***** The input *****

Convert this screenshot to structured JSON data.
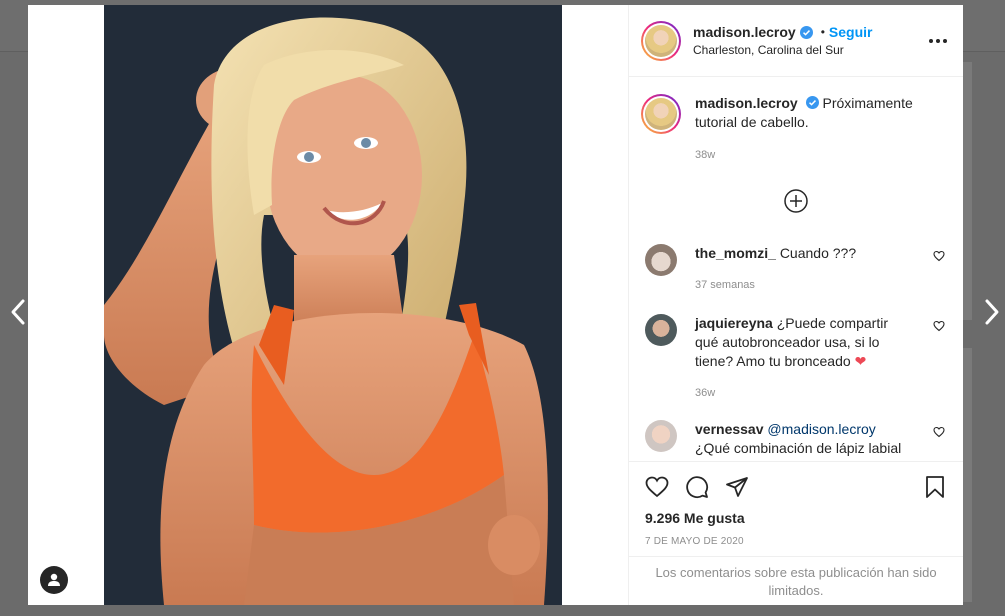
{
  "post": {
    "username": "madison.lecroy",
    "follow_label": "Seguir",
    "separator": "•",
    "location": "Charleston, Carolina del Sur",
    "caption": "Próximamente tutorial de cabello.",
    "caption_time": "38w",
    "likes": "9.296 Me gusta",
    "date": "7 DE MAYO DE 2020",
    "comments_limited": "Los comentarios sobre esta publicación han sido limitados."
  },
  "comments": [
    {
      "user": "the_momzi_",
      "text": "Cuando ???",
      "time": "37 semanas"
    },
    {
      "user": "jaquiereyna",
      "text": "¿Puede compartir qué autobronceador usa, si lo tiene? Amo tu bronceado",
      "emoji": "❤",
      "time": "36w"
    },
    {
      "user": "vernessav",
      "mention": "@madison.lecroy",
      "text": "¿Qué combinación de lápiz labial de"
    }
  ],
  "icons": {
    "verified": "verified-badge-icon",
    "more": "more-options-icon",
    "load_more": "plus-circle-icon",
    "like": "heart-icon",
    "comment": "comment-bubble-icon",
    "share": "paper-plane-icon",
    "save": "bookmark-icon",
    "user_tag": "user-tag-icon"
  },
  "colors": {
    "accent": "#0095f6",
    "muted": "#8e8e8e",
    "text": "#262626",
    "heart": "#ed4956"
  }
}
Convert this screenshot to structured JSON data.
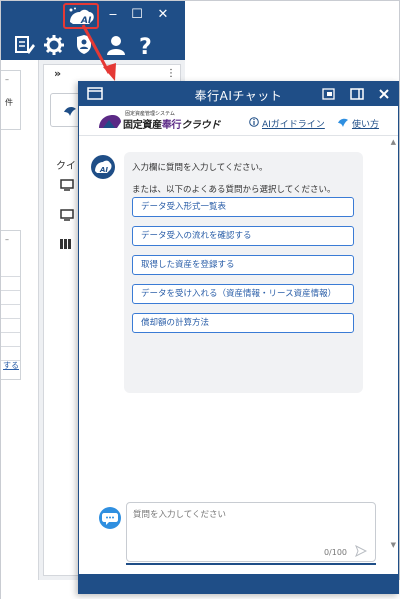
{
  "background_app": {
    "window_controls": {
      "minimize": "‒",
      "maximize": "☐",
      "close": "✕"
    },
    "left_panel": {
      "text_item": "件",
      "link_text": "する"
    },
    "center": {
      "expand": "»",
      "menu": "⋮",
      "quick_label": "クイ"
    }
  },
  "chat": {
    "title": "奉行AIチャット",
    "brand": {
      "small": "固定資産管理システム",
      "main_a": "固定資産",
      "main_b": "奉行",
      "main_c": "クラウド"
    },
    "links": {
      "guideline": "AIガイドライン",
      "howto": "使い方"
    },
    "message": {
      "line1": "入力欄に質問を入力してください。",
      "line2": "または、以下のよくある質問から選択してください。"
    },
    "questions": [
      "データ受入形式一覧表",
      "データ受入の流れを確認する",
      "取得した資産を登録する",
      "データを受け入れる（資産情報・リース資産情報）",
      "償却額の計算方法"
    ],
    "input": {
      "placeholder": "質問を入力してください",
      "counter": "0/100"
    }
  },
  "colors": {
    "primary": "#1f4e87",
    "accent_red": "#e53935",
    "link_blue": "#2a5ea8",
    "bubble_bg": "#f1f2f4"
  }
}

*****

* _Task objective_
Without including any picture, retype the entries exactly.

* _Written reply_
Convert this screenshot to structured JSON data.
{
  "post": {
    "username": "madison.lecroy",
    "follow_label": "Seguir",
    "separator": "•",
    "location": "Charleston, Carolina del Sur",
    "caption": "Próximamente tutorial de cabello.",
    "caption_time": "38w",
    "likes": "9.296 Me gusta",
    "date": "7 DE MAYO DE 2020",
    "comments_limited": "Los comentarios sobre esta publicación han sido limitados."
  },
  "comments": [
    {
      "user": "the_momzi_",
      "text": "Cuando ???",
      "time": "37 semanas"
    },
    {
      "user": "jaquiereyna",
      "text": "¿Puede compartir qué autobronceador usa, si lo tiene? Amo tu bronceado",
      "emoji": "❤",
      "time": "36w"
    },
    {
      "user": "vernessav",
      "mention": "@madison.lecroy",
      "text": "¿Qué combinación de lápiz labial de"
    }
  ],
  "icons": {
    "verified": "verified-badge-icon",
    "more": "more-options-icon",
    "load_more": "plus-circle-icon",
    "like": "heart-icon",
    "comment": "comment-bubble-icon",
    "share": "paper-plane-icon",
    "save": "bookmark-icon",
    "user_tag": "user-tag-icon"
  },
  "colors": {
    "accent": "#0095f6",
    "muted": "#8e8e8e",
    "text": "#262626",
    "heart": "#ed4956"
  }
}
Convert this screenshot to structured JSON data.
{
  "background_app": {
    "window_controls": {
      "minimize": "‒",
      "maximize": "☐",
      "close": "✕"
    },
    "left_panel": {
      "text_item": "件",
      "link_text": "する"
    },
    "center": {
      "expand": "»",
      "menu": "⋮",
      "quick_label": "クイ"
    }
  },
  "chat": {
    "title": "奉行AIチャット",
    "brand": {
      "small": "固定資産管理システム",
      "main_a": "固定資産",
      "main_b": "奉行",
      "main_c": "クラウド"
    },
    "links": {
      "guideline": "AIガイドライン",
      "howto": "使い方"
    },
    "message": {
      "line1": "入力欄に質問を入力してください。",
      "line2": "または、以下のよくある質問から選択してください。"
    },
    "questions": [
      "データ受入形式一覧表",
      "データ受入の流れを確認する",
      "取得した資産を登録する",
      "データを受け入れる（資産情報・リース資産情報）",
      "償却額の計算方法"
    ],
    "input": {
      "placeholder": "質問を入力してください",
      "counter": "0/100"
    }
  },
  "colors": {
    "primary": "#1f4e87",
    "accent_red": "#e53935",
    "link_blue": "#2a5ea8",
    "bubble_bg": "#f1f2f4"
  }
}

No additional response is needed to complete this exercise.